----- Data rows

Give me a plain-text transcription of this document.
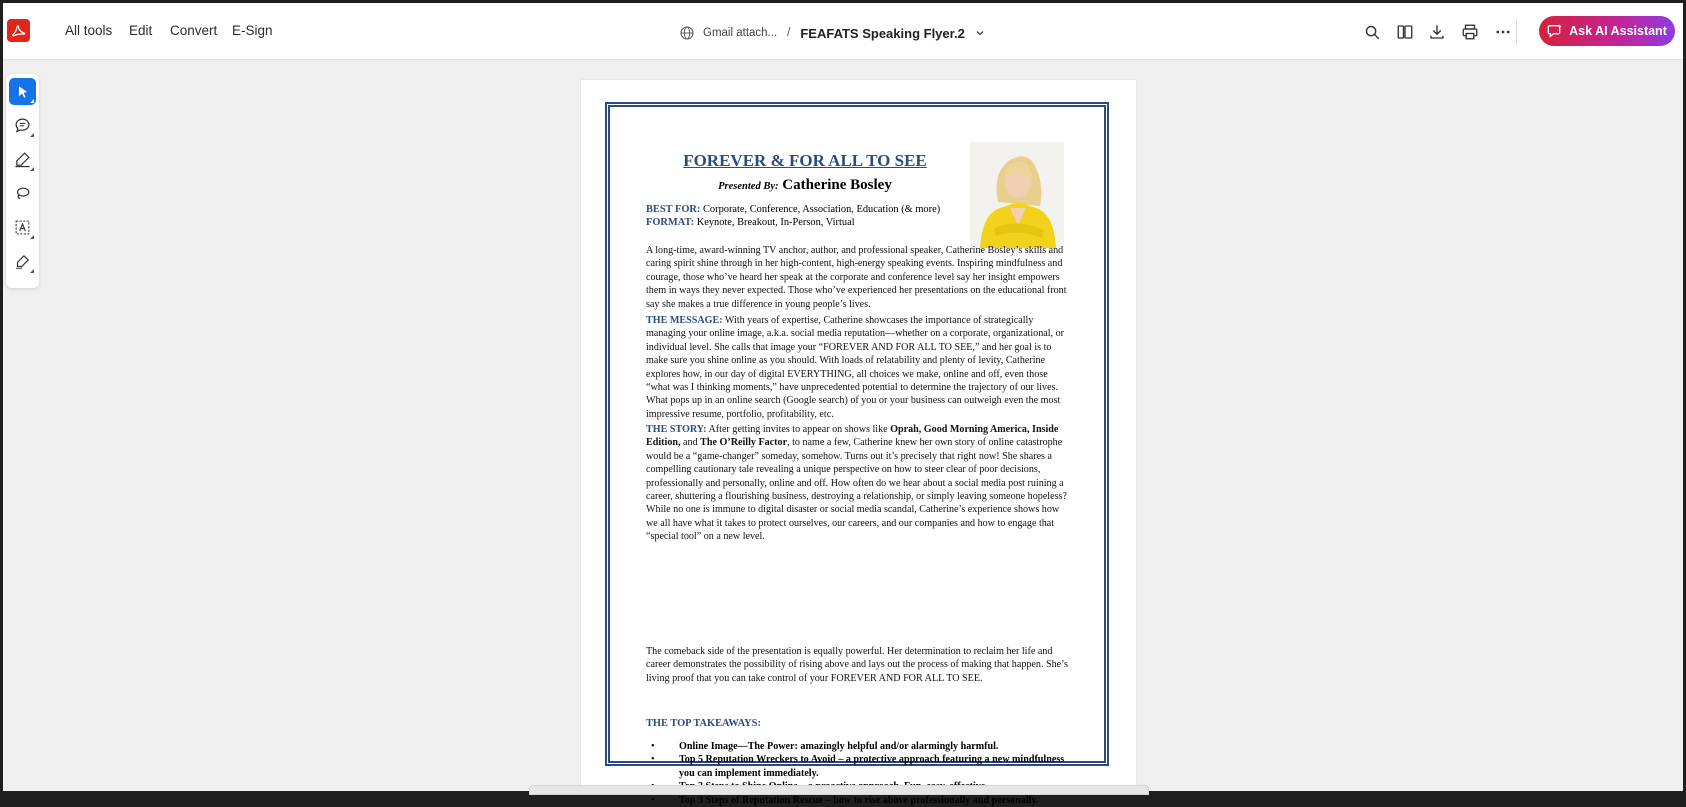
All tools Edit Convert E-Sign	Gmail attach... / FEAFATS Speaking Flyer.2	Ask AI Assistant
FOREVER & FOR ALL TO SEE
Presented By: Catherine Bosley
BEST FOR: Corporate, Conference, Association, Education (& more)
FORMAT: Keynote, Breakout, In-Person, Virtual
A long-time, award-winning TV anchor, author, and professional speaker, Catherine Bosley’s skills and caring spirit shine through in her high-content, high-energy speaking events. Inspiring mindfulness and courage, those who’ve heard her speak at the corporate and conference level say her insight empowers them in ways they never expected. Those who’ve experienced her presentations on the educational front say she makes a true difference in young people’s lives.
THE MESSAGE: With years of expertise, Catherine showcases the importance of strategically managing your online image, a.k.a. social media reputation—whether on a corporate, organizational, or individual level. She calls that image your “FOREVER AND FOR ALL TO SEE,” and her goal is to make sure you shine online as you should. With loads of relatability and plenty of levity, Catherine explores how, in our day of digital EVERYTHING, all choices we make, online and off, even those “what was I thinking moments,” have unprecedented potential to determine the trajectory of our lives. What pops up in an online search (Google search) of you or your business can outweigh even the most impressive resume, portfolio, profitability, etc.
THE STORY: After getting invites to appear on shows like Oprah, Good Morning America, Inside Edition, and The O’Reilly Factor, to name a few, Catherine knew her own story of online catastrophe would be a “game-changer” someday, somehow. Turns out it’s precisely that right now! She shares a compelling cautionary tale revealing a unique perspective on how to steer clear of poor decisions, professionally and personally, online and off. How often do we hear about a social media post ruining a career, shuttering a flourishing business, destroying a relationship, or simply leaving someone hopeless? While no one is immune to digital disaster or social media scandal, Catherine’s experience shows how we all have what it takes to protect ourselves, our careers, and our companies and how to engage that “special tool” on a new level.
The comeback side of the presentation is equally powerful. Her determination to reclaim her life and career demonstrates the possibility of rising above and lays out the process of making that happen. She’s living proof that you can take control of your FOREVER AND FOR ALL TO SEE.
THE TOP TAKEAWAYS:
• Online Image—The Power: amazingly helpful and/or alarmingly harmful.
• Top 5 Reputation Wreckers to Avoid – a protective approach featuring a new mindfulness you can implement immediately.
•
• Top 3 Steps of Reputation Rescue – how to rise above professionally and personally.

----------

* **Written problem**:
Pictures are not part of the copy; reproduce everything else in the records exactly.

* **The completed task**:
Give me a plain-text transcription of this document.
All tools Edit Convert E-Sign	Gmail attach... / FEAFATS Speaking Flyer.2	Ask AI Assistant
FOREVER & FOR ALL TO SEE
Presented By: Catherine Bosley
BEST FOR: Corporate, Conference, Association, Education (& more)
FORMAT: Keynote, Breakout, In-Person, Virtual
A long-time, award-winning TV anchor, author, and professional speaker, Catherine Bosley’s skills and caring spirit shine through in her high-content, high-energy speaking events. Inspiring mindfulness and courage, those who’ve heard her speak at the corporate and conference level say her insight empowers them in ways they never expected. Those who’ve experienced her presentations on the educational front say she makes a true difference in young people’s lives.
THE MESSAGE: With years of expertise, Catherine showcases the importance of strategically managing your online image, a.k.a. social media reputation—whether on a corporate, organizational, or individual level. She calls that image your “FOREVER AND FOR ALL TO SEE,” and her goal is to make sure you shine online as you should. With loads of relatability and plenty of levity, Catherine explores how, in our day of digital EVERYTHING, all choices we make, online and off, even those “what was I thinking moments,” have unprecedented potential to determine the trajectory of our lives. What pops up in an online search (Google search) of you or your business can outweigh even the most impressive resume, portfolio, profitability, etc.
THE STORY: After getting invites to appear on shows like Oprah, Good Morning America, Inside Edition, and The O’Reilly Factor, to name a few, Catherine knew her own story of online catastrophe would be a “game-changer” someday, somehow. Turns out it’s precisely that right now! She shares a compelling cautionary tale revealing a unique perspective on how to steer clear of poor decisions, professionally and personally, online and off. How often do we hear about a social media post ruining a career, shuttering a flourishing business, destroying a relationship, or simply leaving someone hopeless? While no one is immune to digital disaster or social media scandal, Catherine’s experience shows how we all have what it takes to protect ourselves, our careers, and our companies and how to engage that “special tool” on a new level.
The comeback side of the presentation is equally powerful. Her determination to reclaim her life and career demonstrates the possibility of rising above and lays out the process of making that happen. She’s living proof that you can take control of your FOREVER AND FOR ALL TO SEE.
THE TOP TAKEAWAYS:
• Online Image—The Power: amazingly helpful and/or alarmingly harmful.
• Top 5 Reputation Wreckers to Avoid – a protective approach featuring a new mindfulness you can implement immediately.
•
• Top 3 Steps of Reputation Rescue – how to rise above professionally and personally.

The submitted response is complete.